** start Document text **
Leonard Cohen: Canadian Poet and Priest
For six decades, Leonard Cohen revealed his soul to the world through poetry and song – his deep and timeless humanity touching our very core…
Rock & Roll Hall of Fame
Cohen’s chart resembles the side-view of an opened case of opera glasses for close-up viewing of shows. The open lid hides Leonard Cohen’s I-side. His ability to strike a deep chord in us is due in part to the three planetary energies – the Sun, and creative Venus conjunct Neptune – in the depths of a healing 12th house. With two quincunxes embracing his centre, his poems and songs often evoke a great longing in us. . The lyrics of the melancholic song Suzanne – He touched your perfect body with his mind – could well be said not just of the ex-wife of a friend of his, but of his Self. The base of the case is made up of two blue trines – the great talent, both literary and musical – to assert his creative self-expression. The protruding lens is firmly fixed on the 6th and 7th houses. Cohen projected his inner riches onto the outer world where it was seen and heard by millions. As he says In my Secret Life:
I’ll be marching through the morning.
** end Document text **
** start Data provided **
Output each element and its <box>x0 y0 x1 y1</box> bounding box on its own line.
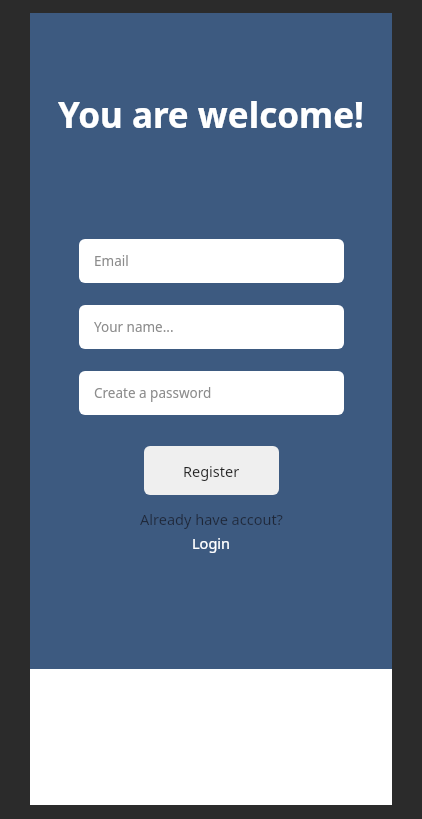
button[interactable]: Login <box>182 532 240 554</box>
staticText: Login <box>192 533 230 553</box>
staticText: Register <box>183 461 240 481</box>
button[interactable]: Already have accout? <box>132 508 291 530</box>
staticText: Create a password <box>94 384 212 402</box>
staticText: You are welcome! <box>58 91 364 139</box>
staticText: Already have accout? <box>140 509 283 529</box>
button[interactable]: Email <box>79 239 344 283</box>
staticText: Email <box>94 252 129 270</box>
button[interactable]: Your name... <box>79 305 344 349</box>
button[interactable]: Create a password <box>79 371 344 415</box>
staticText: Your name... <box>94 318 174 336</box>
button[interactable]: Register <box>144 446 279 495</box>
** end Data provided **
** start Data provided **
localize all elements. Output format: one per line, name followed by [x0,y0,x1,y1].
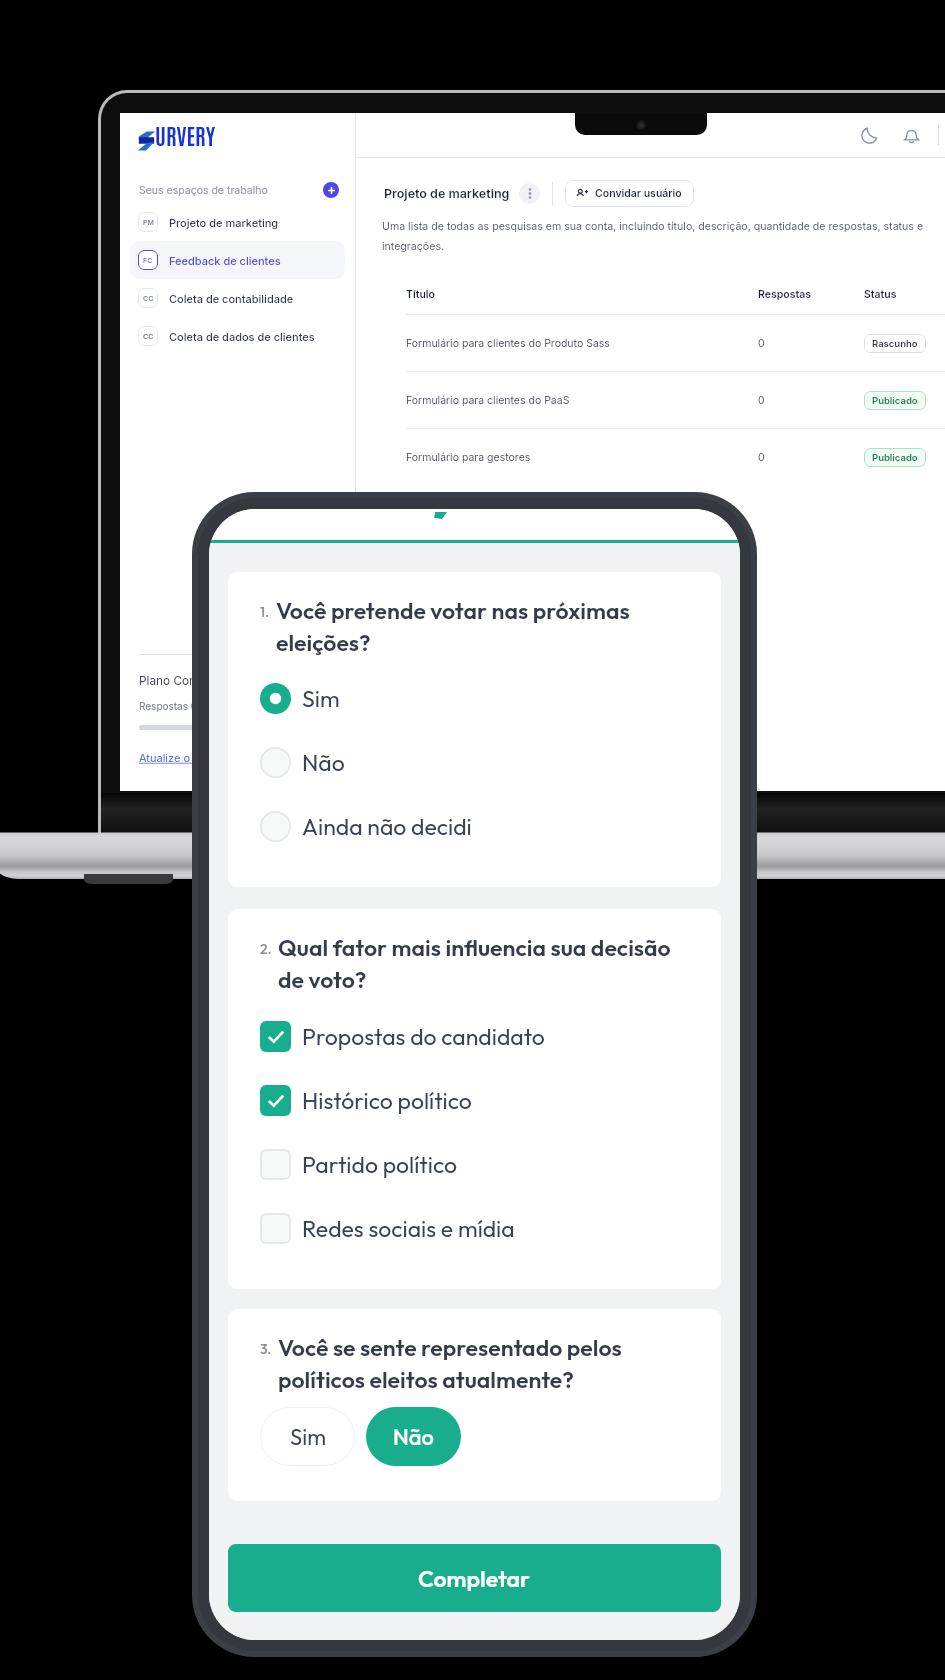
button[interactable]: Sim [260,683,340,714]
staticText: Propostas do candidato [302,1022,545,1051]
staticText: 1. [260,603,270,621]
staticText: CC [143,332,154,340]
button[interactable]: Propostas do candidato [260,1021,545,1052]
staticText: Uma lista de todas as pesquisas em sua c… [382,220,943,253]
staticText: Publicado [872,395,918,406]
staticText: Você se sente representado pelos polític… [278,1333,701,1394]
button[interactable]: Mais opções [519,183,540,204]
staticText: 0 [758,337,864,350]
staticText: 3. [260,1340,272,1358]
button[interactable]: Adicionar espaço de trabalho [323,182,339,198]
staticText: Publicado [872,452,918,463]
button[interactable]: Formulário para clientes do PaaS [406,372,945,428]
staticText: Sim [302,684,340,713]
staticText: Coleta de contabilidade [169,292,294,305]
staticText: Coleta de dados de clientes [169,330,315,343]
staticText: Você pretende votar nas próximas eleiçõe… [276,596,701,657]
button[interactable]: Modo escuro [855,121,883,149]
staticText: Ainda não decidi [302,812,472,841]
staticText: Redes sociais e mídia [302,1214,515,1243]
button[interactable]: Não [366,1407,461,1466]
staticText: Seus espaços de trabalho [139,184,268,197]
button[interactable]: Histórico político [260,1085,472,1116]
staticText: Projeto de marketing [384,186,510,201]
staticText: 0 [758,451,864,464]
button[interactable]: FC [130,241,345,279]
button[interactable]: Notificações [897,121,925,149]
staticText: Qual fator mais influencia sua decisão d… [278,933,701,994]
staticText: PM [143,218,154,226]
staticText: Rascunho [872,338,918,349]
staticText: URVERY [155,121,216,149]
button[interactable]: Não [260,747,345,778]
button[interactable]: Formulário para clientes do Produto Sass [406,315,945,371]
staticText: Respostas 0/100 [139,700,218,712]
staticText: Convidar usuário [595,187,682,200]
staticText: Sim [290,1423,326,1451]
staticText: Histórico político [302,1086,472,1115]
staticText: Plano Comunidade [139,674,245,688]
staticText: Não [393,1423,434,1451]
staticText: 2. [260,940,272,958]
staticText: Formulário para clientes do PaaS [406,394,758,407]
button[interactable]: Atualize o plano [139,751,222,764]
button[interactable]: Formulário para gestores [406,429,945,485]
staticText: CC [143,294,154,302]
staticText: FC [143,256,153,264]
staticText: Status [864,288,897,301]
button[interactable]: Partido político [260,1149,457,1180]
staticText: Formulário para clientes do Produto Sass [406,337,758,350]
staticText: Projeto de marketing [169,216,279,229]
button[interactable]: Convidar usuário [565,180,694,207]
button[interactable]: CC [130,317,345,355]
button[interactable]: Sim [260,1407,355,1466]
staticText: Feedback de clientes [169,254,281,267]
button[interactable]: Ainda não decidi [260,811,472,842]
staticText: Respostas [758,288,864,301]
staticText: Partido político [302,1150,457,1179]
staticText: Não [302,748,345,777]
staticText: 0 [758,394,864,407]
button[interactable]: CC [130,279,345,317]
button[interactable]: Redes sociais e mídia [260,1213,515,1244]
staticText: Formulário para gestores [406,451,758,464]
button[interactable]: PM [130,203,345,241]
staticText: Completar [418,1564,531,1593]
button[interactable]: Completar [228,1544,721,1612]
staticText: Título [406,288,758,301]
** end Data provided **
## Things to do
a: Could you reproduce the Leonard Cohen chart reading word for word, in full?
b: Can you convert the rows in the stretch from the line containing "Output each element" through the line containing "staticText: Register <box>183" into a two-column CSV with the columns instruction and output? Put each field in quotation marks, replace line breaks with spaces, and leave out the pictures.

## Exercise results
a:
Leonard Cohen: Canadian Poet and Priest
For six decades, Leonard Cohen revealed his soul to the world through poetry and song – his deep and timeless humanity touching our very core…
Rock & Roll Hall of Fame
Cohen’s chart resembles the side-view of an opened case of opera glasses for close-up viewing of shows. The open lid hides Leonard Cohen’s I-side. His ability to strike a deep chord in us is due in part to the three planetary energies – the Sun, and creative Venus conjunct Neptune – in the depths of a healing 12th house. With two quincunxes embracing his centre, his poems and songs often evoke a great longing in us. . The lyrics of the melancholic song Suzanne – He touched your perfect body with his mind – could well be said not just of the ex-wife of a friend of his, but of his Self. The base of the case is made up of two blue trines – the great talent, both literary and musical – to assert his creative self-expression. The protruding lens is firmly fixed on the 6th and 7th houses. Cohen projected his inner riches onto the outer world where it was seen and heard by millions. As he says In my Secret Life:
I’ll be marching through the morning.

b:
instruction,output
"Output each element and its <box>x0 y0 x1 y1</box> bounding box on its own line.","button[interactable]: Login <box>182 532 240 554</box> staticText: Login <box>192 533 230 553</box> staticText: Register <box>183 461 240 481</box>"